## EXERCISE BRIEF
Each line containing the word "Indicate" should be found and copied.

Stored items
++++++++

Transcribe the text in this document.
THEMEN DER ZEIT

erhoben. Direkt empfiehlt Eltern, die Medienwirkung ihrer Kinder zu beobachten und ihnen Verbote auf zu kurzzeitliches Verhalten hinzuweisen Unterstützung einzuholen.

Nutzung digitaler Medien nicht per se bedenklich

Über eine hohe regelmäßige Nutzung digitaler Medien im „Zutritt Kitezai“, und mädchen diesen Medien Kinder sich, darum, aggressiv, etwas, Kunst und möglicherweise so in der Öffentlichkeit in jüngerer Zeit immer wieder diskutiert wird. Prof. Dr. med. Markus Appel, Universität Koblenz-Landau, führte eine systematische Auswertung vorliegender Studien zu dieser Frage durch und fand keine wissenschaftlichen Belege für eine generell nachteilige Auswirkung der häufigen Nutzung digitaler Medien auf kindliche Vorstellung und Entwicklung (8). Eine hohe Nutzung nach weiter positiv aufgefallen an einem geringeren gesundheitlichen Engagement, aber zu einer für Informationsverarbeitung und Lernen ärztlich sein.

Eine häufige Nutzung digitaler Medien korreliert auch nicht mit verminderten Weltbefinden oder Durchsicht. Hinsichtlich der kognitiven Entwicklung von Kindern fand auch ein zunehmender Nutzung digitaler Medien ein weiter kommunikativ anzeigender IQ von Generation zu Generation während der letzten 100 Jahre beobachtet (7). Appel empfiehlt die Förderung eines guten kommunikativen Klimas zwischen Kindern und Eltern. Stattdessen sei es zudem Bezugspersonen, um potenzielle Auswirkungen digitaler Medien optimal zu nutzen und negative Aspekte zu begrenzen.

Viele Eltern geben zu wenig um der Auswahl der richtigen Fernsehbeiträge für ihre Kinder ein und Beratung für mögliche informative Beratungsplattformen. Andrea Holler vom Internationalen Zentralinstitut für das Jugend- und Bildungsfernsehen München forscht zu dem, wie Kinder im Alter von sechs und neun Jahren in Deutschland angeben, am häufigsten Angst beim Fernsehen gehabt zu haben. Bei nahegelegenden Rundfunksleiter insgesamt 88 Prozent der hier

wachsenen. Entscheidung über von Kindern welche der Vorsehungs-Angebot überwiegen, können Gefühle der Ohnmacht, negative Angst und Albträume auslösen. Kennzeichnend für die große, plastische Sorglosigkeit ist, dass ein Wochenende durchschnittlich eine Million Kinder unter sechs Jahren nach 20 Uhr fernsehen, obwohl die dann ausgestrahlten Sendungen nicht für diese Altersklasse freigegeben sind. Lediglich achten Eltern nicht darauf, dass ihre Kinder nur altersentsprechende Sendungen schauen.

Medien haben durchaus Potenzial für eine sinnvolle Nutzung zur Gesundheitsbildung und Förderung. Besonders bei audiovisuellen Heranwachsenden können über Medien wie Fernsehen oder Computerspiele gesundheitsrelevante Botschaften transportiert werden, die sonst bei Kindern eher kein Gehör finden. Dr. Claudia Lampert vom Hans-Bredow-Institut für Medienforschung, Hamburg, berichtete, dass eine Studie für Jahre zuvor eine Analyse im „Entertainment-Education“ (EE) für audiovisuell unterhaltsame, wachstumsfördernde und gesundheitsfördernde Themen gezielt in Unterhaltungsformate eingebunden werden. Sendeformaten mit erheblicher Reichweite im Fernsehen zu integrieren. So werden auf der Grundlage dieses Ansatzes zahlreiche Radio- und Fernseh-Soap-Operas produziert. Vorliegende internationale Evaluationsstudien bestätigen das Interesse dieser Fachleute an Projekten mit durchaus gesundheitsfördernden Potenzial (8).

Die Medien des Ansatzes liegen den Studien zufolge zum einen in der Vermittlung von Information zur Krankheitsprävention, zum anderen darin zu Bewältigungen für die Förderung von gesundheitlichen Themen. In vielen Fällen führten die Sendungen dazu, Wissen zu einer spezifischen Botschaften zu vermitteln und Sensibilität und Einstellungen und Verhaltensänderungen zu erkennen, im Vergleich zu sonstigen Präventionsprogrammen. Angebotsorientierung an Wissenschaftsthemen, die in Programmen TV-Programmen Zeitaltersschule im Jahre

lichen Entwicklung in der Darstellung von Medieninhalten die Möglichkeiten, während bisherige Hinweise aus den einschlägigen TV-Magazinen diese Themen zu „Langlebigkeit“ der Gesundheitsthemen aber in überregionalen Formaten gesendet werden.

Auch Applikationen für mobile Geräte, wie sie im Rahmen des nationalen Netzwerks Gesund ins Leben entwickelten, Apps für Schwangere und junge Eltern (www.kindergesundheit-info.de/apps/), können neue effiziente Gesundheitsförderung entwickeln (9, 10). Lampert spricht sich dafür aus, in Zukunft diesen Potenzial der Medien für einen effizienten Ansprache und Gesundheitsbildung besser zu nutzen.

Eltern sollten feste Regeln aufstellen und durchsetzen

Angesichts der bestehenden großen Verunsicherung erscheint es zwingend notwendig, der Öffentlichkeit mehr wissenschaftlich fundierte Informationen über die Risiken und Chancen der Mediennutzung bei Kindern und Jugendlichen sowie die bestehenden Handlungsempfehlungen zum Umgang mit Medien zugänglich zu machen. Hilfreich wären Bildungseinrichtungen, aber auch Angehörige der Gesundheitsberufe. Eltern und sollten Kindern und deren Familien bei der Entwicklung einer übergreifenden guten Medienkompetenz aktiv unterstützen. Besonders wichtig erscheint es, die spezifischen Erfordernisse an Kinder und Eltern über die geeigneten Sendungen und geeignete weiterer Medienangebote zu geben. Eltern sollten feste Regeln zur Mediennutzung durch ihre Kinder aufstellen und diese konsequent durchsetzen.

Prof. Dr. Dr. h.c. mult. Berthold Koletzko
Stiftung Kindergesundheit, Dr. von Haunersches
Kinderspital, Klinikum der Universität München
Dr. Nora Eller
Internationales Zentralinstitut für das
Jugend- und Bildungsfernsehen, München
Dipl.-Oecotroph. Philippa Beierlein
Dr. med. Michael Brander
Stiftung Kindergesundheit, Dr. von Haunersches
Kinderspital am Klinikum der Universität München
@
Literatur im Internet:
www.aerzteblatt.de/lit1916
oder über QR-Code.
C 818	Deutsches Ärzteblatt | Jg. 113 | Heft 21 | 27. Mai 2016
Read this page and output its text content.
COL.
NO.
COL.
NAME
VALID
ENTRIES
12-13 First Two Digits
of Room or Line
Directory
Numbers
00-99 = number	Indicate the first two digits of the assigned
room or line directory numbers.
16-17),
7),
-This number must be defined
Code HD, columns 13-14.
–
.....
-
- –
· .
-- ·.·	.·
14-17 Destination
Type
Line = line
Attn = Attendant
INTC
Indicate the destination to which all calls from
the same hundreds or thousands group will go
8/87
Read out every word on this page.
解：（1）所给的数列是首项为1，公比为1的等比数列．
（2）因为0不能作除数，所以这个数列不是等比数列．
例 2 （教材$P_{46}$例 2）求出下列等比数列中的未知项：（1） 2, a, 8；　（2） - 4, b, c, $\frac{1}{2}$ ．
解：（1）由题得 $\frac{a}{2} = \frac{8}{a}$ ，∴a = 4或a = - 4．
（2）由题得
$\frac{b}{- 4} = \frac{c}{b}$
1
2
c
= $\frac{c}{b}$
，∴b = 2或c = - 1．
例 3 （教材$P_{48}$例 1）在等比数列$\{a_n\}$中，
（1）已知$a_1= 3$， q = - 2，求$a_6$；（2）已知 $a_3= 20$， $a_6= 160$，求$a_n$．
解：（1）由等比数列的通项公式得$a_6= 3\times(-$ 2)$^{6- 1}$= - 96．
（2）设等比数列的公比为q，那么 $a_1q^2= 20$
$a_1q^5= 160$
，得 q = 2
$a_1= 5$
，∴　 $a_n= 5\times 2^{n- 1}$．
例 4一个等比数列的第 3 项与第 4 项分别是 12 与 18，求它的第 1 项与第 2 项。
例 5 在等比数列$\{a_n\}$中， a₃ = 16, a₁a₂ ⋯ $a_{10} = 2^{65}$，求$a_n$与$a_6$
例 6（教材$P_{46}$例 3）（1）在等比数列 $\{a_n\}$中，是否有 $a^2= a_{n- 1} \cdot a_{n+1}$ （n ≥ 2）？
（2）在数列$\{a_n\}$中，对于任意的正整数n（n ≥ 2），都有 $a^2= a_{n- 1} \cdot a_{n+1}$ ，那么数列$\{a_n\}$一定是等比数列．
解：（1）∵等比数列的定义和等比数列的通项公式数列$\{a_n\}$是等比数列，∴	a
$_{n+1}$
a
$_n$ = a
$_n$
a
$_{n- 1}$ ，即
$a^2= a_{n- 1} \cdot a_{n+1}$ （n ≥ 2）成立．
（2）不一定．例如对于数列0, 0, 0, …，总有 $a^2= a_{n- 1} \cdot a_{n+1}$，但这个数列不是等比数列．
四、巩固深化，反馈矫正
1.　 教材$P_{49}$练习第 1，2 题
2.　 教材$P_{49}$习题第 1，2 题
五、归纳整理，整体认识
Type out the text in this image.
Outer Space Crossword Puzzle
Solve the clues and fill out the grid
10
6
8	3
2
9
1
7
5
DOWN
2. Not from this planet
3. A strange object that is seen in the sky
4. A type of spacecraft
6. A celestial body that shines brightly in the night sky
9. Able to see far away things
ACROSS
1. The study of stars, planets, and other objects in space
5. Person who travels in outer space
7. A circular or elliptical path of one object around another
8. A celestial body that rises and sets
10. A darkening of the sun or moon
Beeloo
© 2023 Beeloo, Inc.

++++++++

## FULL ANSWER
00-99 = number	Indicate the first two digits of the assigned
Indicate the destination to which all calls from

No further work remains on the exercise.